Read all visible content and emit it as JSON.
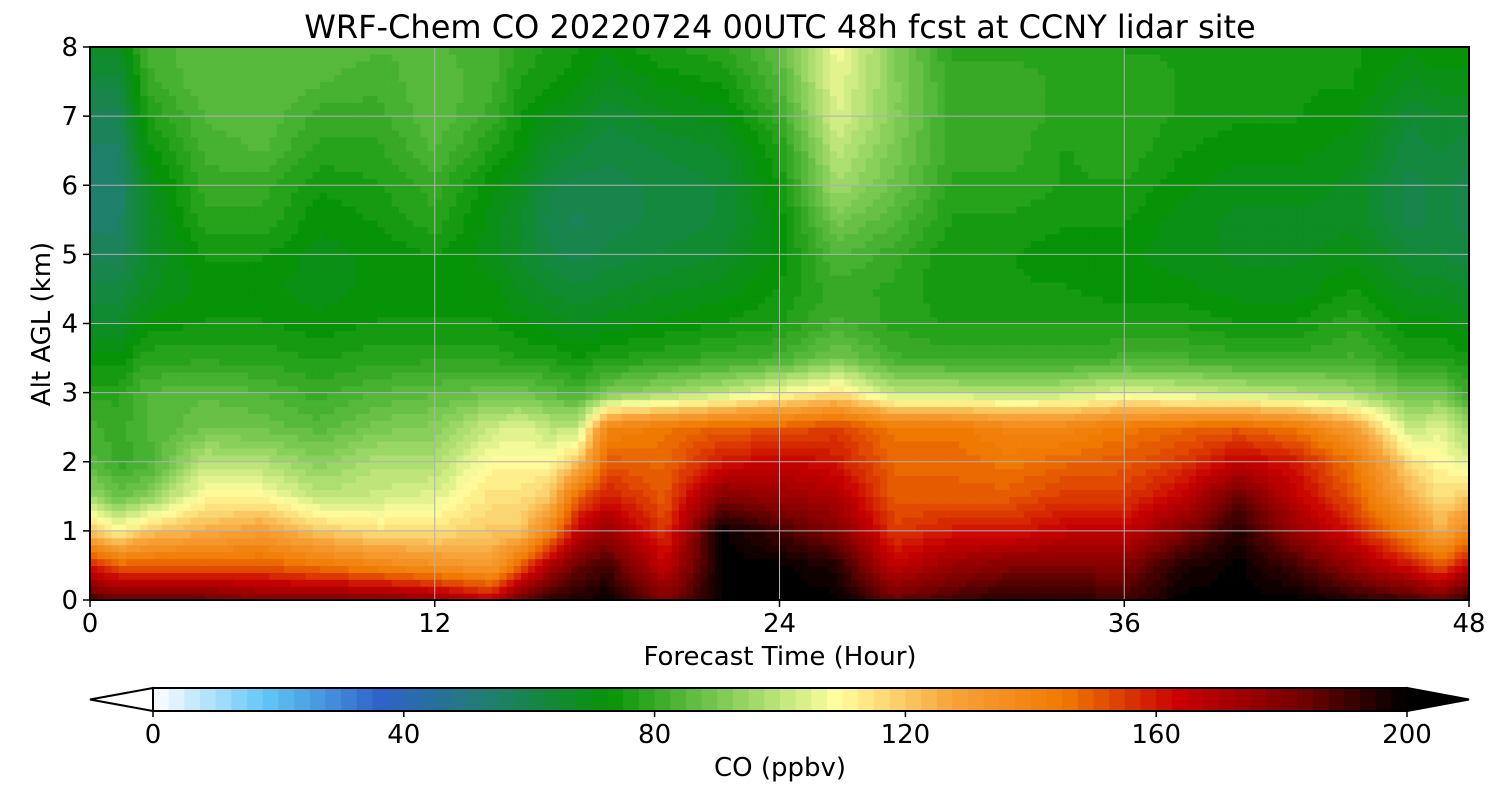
{
  "chart_data": {
    "type": "heatmap",
    "title": "WRF-Chem CO  20220724 00UTC 48h fcst at CCNY lidar site",
    "xlabel": "Forecast Time (Hour)",
    "ylabel": "Alt AGL (km)",
    "xlim": [
      0,
      48
    ],
    "ylim": [
      0,
      8
    ],
    "x_ticks": [
      "0",
      "12",
      "24",
      "36",
      "48"
    ],
    "y_ticks": [
      "0",
      "1",
      "2",
      "3",
      "4",
      "5",
      "6",
      "7",
      "8"
    ],
    "grid": true,
    "colorbar": {
      "label": "CO  (ppbv)",
      "range": [
        0,
        200
      ],
      "ticks": [
        "0",
        "40",
        "80",
        "120",
        "160",
        "200"
      ],
      "extend": "both",
      "orientation": "horizontal",
      "colors": [
        "#ffffff",
        "#5fc5f5",
        "#2f62c8",
        "#1f7f6a",
        "#079307",
        "#7ecb55",
        "#ffff9f",
        "#f7a43b",
        "#f07800",
        "#c80000",
        "#7a0000",
        "#000000"
      ]
    },
    "x": [
      0,
      1,
      2,
      4,
      6,
      8,
      10,
      12,
      14,
      15,
      16,
      17,
      18,
      20,
      22,
      24,
      26,
      28,
      30,
      32,
      34,
      36,
      38,
      40,
      42,
      44,
      46,
      47,
      48
    ],
    "y": [
      0.0,
      0.5,
      1.0,
      1.5,
      2.0,
      2.5,
      3.0,
      3.5,
      4.0,
      4.5,
      5.0,
      5.5,
      6.0,
      6.5,
      7.0,
      7.5,
      8.0
    ],
    "z": [
      [
        190,
        160,
        120,
        95,
        85,
        82,
        78,
        72,
        66,
        62,
        58,
        55,
        54,
        56,
        58,
        62,
        68
      ],
      [
        185,
        150,
        110,
        88,
        80,
        80,
        78,
        72,
        66,
        62,
        58,
        55,
        54,
        56,
        58,
        62,
        68
      ],
      [
        185,
        150,
        120,
        92,
        82,
        84,
        84,
        78,
        72,
        68,
        66,
        66,
        68,
        72,
        76,
        80,
        82
      ],
      [
        185,
        150,
        125,
        110,
        100,
        88,
        86,
        78,
        74,
        72,
        74,
        78,
        80,
        82,
        84,
        86,
        86
      ],
      [
        180,
        150,
        130,
        110,
        98,
        88,
        84,
        78,
        74,
        72,
        74,
        78,
        80,
        84,
        86,
        86,
        86
      ],
      [
        180,
        145,
        120,
        100,
        92,
        85,
        80,
        76,
        72,
        70,
        70,
        72,
        74,
        78,
        80,
        84,
        86
      ],
      [
        180,
        140,
        115,
        102,
        98,
        90,
        84,
        78,
        74,
        72,
        72,
        74,
        76,
        78,
        80,
        82,
        84
      ],
      [
        175,
        135,
        115,
        105,
        98,
        92,
        86,
        78,
        74,
        72,
        74,
        78,
        80,
        84,
        86,
        86,
        84
      ],
      [
        165,
        130,
        120,
        115,
        110,
        102,
        88,
        78,
        74,
        72,
        70,
        70,
        72,
        76,
        80,
        82,
        82
      ],
      [
        185,
        150,
        120,
        115,
        110,
        105,
        88,
        76,
        72,
        68,
        66,
        66,
        68,
        72,
        74,
        76,
        78
      ],
      [
        195,
        170,
        140,
        120,
        110,
        100,
        86,
        76,
        70,
        66,
        62,
        60,
        62,
        66,
        70,
        74,
        76
      ],
      [
        195,
        185,
        165,
        150,
        120,
        100,
        82,
        74,
        68,
        64,
        60,
        58,
        60,
        64,
        68,
        72,
        74
      ],
      [
        200,
        190,
        175,
        160,
        150,
        140,
        90,
        76,
        70,
        66,
        62,
        60,
        60,
        62,
        64,
        68,
        72
      ],
      [
        180,
        165,
        155,
        150,
        148,
        145,
        95,
        78,
        72,
        68,
        64,
        62,
        62,
        64,
        68,
        72,
        76
      ],
      [
        200,
        200,
        200,
        180,
        160,
        150,
        100,
        80,
        74,
        70,
        66,
        64,
        64,
        66,
        70,
        74,
        78
      ],
      [
        200,
        200,
        190,
        175,
        165,
        150,
        108,
        82,
        76,
        74,
        72,
        72,
        74,
        76,
        80,
        84,
        86
      ],
      [
        200,
        195,
        180,
        170,
        160,
        155,
        115,
        90,
        82,
        80,
        84,
        90,
        96,
        100,
        104,
        106,
        108
      ],
      [
        185,
        165,
        155,
        150,
        148,
        145,
        100,
        82,
        78,
        78,
        80,
        84,
        88,
        90,
        92,
        92,
        92
      ],
      [
        190,
        175,
        160,
        150,
        148,
        145,
        100,
        80,
        76,
        74,
        74,
        76,
        78,
        80,
        80,
        80,
        78
      ],
      [
        195,
        180,
        160,
        150,
        145,
        140,
        98,
        80,
        76,
        74,
        74,
        76,
        78,
        80,
        80,
        80,
        78
      ],
      [
        195,
        180,
        165,
        155,
        148,
        140,
        100,
        80,
        76,
        74,
        72,
        74,
        76,
        76,
        78,
        78,
        78
      ],
      [
        190,
        180,
        165,
        155,
        150,
        145,
        105,
        82,
        76,
        72,
        72,
        74,
        76,
        78,
        78,
        78,
        76
      ],
      [
        200,
        195,
        180,
        165,
        155,
        148,
        102,
        82,
        76,
        72,
        70,
        70,
        72,
        74,
        76,
        76,
        76
      ],
      [
        200,
        200,
        195,
        185,
        165,
        150,
        100,
        80,
        74,
        70,
        68,
        68,
        70,
        72,
        74,
        74,
        74
      ],
      [
        200,
        190,
        175,
        165,
        160,
        145,
        98,
        80,
        74,
        70,
        68,
        68,
        70,
        72,
        74,
        74,
        74
      ],
      [
        195,
        175,
        160,
        150,
        145,
        130,
        95,
        82,
        78,
        74,
        70,
        68,
        68,
        70,
        72,
        74,
        74
      ],
      [
        190,
        160,
        140,
        125,
        115,
        100,
        88,
        76,
        72,
        68,
        64,
        60,
        60,
        62,
        64,
        68,
        72
      ],
      [
        185,
        150,
        125,
        115,
        110,
        105,
        90,
        76,
        72,
        68,
        64,
        62,
        62,
        64,
        66,
        70,
        74
      ],
      [
        195,
        165,
        140,
        120,
        105,
        95,
        80,
        74,
        70,
        66,
        62,
        60,
        60,
        62,
        66,
        70,
        74
      ]
    ]
  }
}
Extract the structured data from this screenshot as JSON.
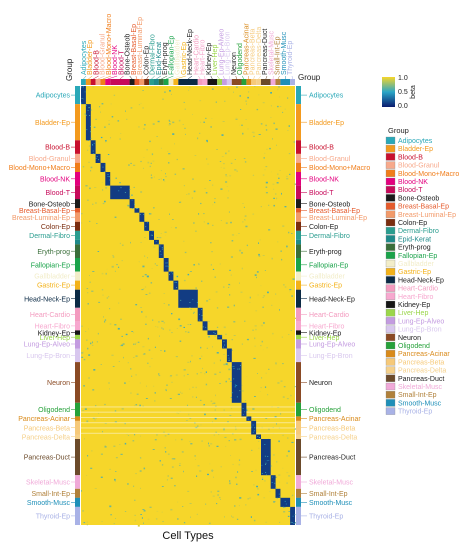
{
  "chart_data": {
    "type": "heatmap",
    "title": "",
    "xlabel": "Cell Types",
    "ylabel": "",
    "group_label_left": "Group",
    "group_label_right": "Group",
    "colorbar": {
      "label": "beta",
      "ticks": [
        "1.0",
        "0.5",
        "0.0"
      ],
      "min": 0.0,
      "max": 1.0,
      "high_color": "#f6d62a",
      "mid_color": "#2ba6c7",
      "low_color": "#0a1b6e"
    },
    "background_value": 0.9,
    "legend": {
      "title": "Group",
      "entries": [
        {
          "name": "Adipocytes",
          "color": "#2aa8b8"
        },
        {
          "name": "Bladder-Ep",
          "color": "#f39a1e"
        },
        {
          "name": "Blood-B",
          "color": "#c8102e"
        },
        {
          "name": "Blood-Granul",
          "color": "#f7a98b"
        },
        {
          "name": "Blood-Mono+Macro",
          "color": "#f07d1a"
        },
        {
          "name": "Blood-NK",
          "color": "#e3007e"
        },
        {
          "name": "Blood-T",
          "color": "#c70a5a"
        },
        {
          "name": "Bone-Osteob",
          "color": "#1b1b1b"
        },
        {
          "name": "Breast-Basal-Ep",
          "color": "#e55a2b"
        },
        {
          "name": "Breast-Luminal-Ep",
          "color": "#f29a6a"
        },
        {
          "name": "Colon-Ep",
          "color": "#7a2c0e"
        },
        {
          "name": "Dermal-Fibro",
          "color": "#2a9d8f"
        },
        {
          "name": "Epid-Kerat",
          "color": "#1f8a8a"
        },
        {
          "name": "Eryth-prog",
          "color": "#3a6e3a"
        },
        {
          "name": "Fallopian-Ep",
          "color": "#1aa34a"
        },
        {
          "name": "Gallbladder",
          "color": "#f2edc9"
        },
        {
          "name": "Gastric-Ep",
          "color": "#f3b21a"
        },
        {
          "name": "Head-Neck-Ep",
          "color": "#0b2a45"
        },
        {
          "name": "Heart-Cardio",
          "color": "#f39bbf"
        },
        {
          "name": "Heart-Fibro",
          "color": "#f7a8cf"
        },
        {
          "name": "Kidney-Ep",
          "color": "#151515"
        },
        {
          "name": "Liver-Hep",
          "color": "#9bd64a"
        },
        {
          "name": "Lung-Ep-Alveo",
          "color": "#c39be0"
        },
        {
          "name": "Lung-Ep-Bron",
          "color": "#d8c7ee"
        },
        {
          "name": "Neuron",
          "color": "#8a4a24"
        },
        {
          "name": "Oligodend",
          "color": "#26a13a"
        },
        {
          "name": "Pancreas-Acinar",
          "color": "#d98a1a"
        },
        {
          "name": "Pancreas-Beta",
          "color": "#f6c979"
        },
        {
          "name": "Pancreas-Delta",
          "color": "#f5d08a"
        },
        {
          "name": "Pancreas-Duct",
          "color": "#6b4a2a"
        },
        {
          "name": "Skeletal-Musc",
          "color": "#f0a9d8"
        },
        {
          "name": "Small-Int-Ep",
          "color": "#b0803a"
        },
        {
          "name": "Smooth-Musc",
          "color": "#1e8fb8"
        },
        {
          "name": "Thyroid-Ep",
          "color": "#a9b2e6"
        }
      ]
    },
    "rows": [
      {
        "group": "Adipocytes",
        "labeled": true,
        "weight": 4
      },
      {
        "group": "Bladder-Ep",
        "labeled": true,
        "weight": 8
      },
      {
        "group": "Blood-B",
        "labeled": true,
        "weight": 3
      },
      {
        "group": "Blood-Granul",
        "labeled": true,
        "weight": 2
      },
      {
        "group": "Blood-Mono+Macro",
        "labeled": true,
        "weight": 2
      },
      {
        "group": "Blood-NK",
        "labeled": true,
        "weight": 3
      },
      {
        "group": "Blood-T",
        "labeled": true,
        "weight": 3
      },
      {
        "group": "Bone-Osteob",
        "labeled": true,
        "weight": 2
      },
      {
        "group": "Breast-Basal-Ep",
        "labeled": true,
        "weight": 1
      },
      {
        "group": "Breast-Luminal-Ep",
        "labeled": true,
        "weight": 2
      },
      {
        "group": "Colon-Ep",
        "labeled": true,
        "weight": 2
      },
      {
        "group": "Dermal-Fibro",
        "labeled": true,
        "weight": 2
      },
      {
        "group": "Epid-Kerat",
        "labeled": false,
        "weight": 1
      },
      {
        "group": "Eryth-prog",
        "labeled": true,
        "weight": 3
      },
      {
        "group": "Fallopian-Ep",
        "labeled": true,
        "weight": 3
      },
      {
        "group": "Gallbladder",
        "labeled": true,
        "weight": 2
      },
      {
        "group": "Gastric-Ep",
        "labeled": true,
        "weight": 2
      },
      {
        "group": "Head-Neck-Ep",
        "labeled": true,
        "weight": 4
      },
      {
        "group": "Heart-Cardio",
        "labeled": true,
        "weight": 3
      },
      {
        "group": "Heart-Fibro",
        "labeled": true,
        "weight": 2
      },
      {
        "group": "Kidney-Ep",
        "labeled": true,
        "weight": 1
      },
      {
        "group": "Liver-Hep",
        "labeled": true,
        "weight": 1
      },
      {
        "group": "Lung-Ep-Alveo",
        "labeled": true,
        "weight": 2
      },
      {
        "group": "Lung-Ep-Bron",
        "labeled": true,
        "weight": 3
      },
      {
        "group": "Neuron",
        "labeled": true,
        "weight": 9
      },
      {
        "group": "Oligodend",
        "labeled": true,
        "weight": 3
      },
      {
        "group": "Pancreas-Acinar",
        "labeled": true,
        "weight": 1
      },
      {
        "group": "Pancreas-Beta",
        "labeled": true,
        "weight": 3
      },
      {
        "group": "Pancreas-Delta",
        "labeled": true,
        "weight": 1
      },
      {
        "group": "Pancreas-Duct",
        "labeled": true,
        "weight": 8
      },
      {
        "group": "Skeletal-Musc",
        "labeled": true,
        "weight": 3
      },
      {
        "group": "Small-Int-Ep",
        "labeled": true,
        "weight": 2
      },
      {
        "group": "Smooth-Musc",
        "labeled": true,
        "weight": 2
      },
      {
        "group": "Thyroid-Ep",
        "labeled": true,
        "weight": 4
      }
    ],
    "columns": [
      {
        "group": "Adipocytes",
        "labeled": true,
        "weight": 1
      },
      {
        "group": "Bladder-Ep",
        "labeled": true,
        "weight": 1
      },
      {
        "group": "Blood-B",
        "labeled": true,
        "weight": 1
      },
      {
        "group": "Blood-Granul",
        "labeled": true,
        "weight": 1
      },
      {
        "group": "Blood-Mono+Macro",
        "labeled": true,
        "weight": 1
      },
      {
        "group": "Blood-NK",
        "labeled": true,
        "weight": 1
      },
      {
        "group": "Blood-T",
        "labeled": true,
        "weight": 4
      },
      {
        "group": "Bone-Osteob",
        "labeled": true,
        "weight": 1
      },
      {
        "group": "Breast-Basal-Ep",
        "labeled": true,
        "weight": 1
      },
      {
        "group": "Breast-Luminal-Ep",
        "labeled": true,
        "weight": 1
      },
      {
        "group": "Colon-Ep",
        "labeled": true,
        "weight": 1
      },
      {
        "group": "Dermal-Fibro",
        "labeled": true,
        "weight": 1
      },
      {
        "group": "Epid-Kerat",
        "labeled": true,
        "weight": 1
      },
      {
        "group": "Eryth-prog",
        "labeled": true,
        "weight": 1
      },
      {
        "group": "Fallopian-Ep",
        "labeled": true,
        "weight": 1
      },
      {
        "group": "Gallbladder",
        "labeled": true,
        "weight": 1
      },
      {
        "group": "Gastric-Ep",
        "labeled": true,
        "weight": 1
      },
      {
        "group": "Head-Neck-Ep",
        "labeled": true,
        "weight": 4
      },
      {
        "group": "Heart-Cardio",
        "labeled": true,
        "weight": 1
      },
      {
        "group": "Heart-Fibro",
        "labeled": true,
        "weight": 1
      },
      {
        "group": "Kidney-Ep",
        "labeled": true,
        "weight": 2
      },
      {
        "group": "Liver-Hep",
        "labeled": true,
        "weight": 1
      },
      {
        "group": "Lung-Ep-Alveo",
        "labeled": true,
        "weight": 1
      },
      {
        "group": "Lung-Ep-Bron",
        "labeled": true,
        "weight": 1
      },
      {
        "group": "Neuron",
        "labeled": true,
        "weight": 2
      },
      {
        "group": "Oligodend",
        "labeled": true,
        "weight": 1
      },
      {
        "group": "Pancreas-Acinar",
        "labeled": true,
        "weight": 1
      },
      {
        "group": "Pancreas-Beta",
        "labeled": true,
        "weight": 1
      },
      {
        "group": "Pancreas-Delta",
        "labeled": true,
        "weight": 1
      },
      {
        "group": "Pancreas-Duct",
        "labeled": true,
        "weight": 2
      },
      {
        "group": "Skeletal-Musc",
        "labeled": true,
        "weight": 1
      },
      {
        "group": "Small-Int-Ep",
        "labeled": true,
        "weight": 1
      },
      {
        "group": "Smooth-Musc",
        "labeled": true,
        "weight": 2
      },
      {
        "group": "Thyroid-Ep",
        "labeled": true,
        "weight": 1
      }
    ]
  }
}
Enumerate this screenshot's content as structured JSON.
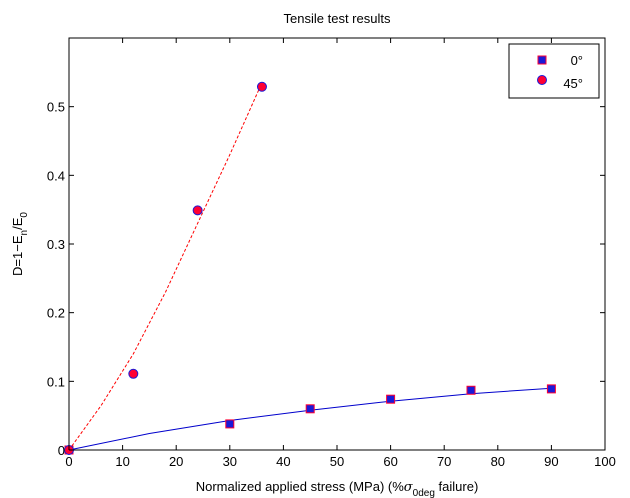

# WORK REQUIRED:
Collect each line above holding the string "JSON".

# SOLUTION TO THIS EXERCISE:
Read all visible content and emit it as JSON.
Extract the structured data from this screenshot as JSON.
Enumerate this screenshot's content as structured JSON.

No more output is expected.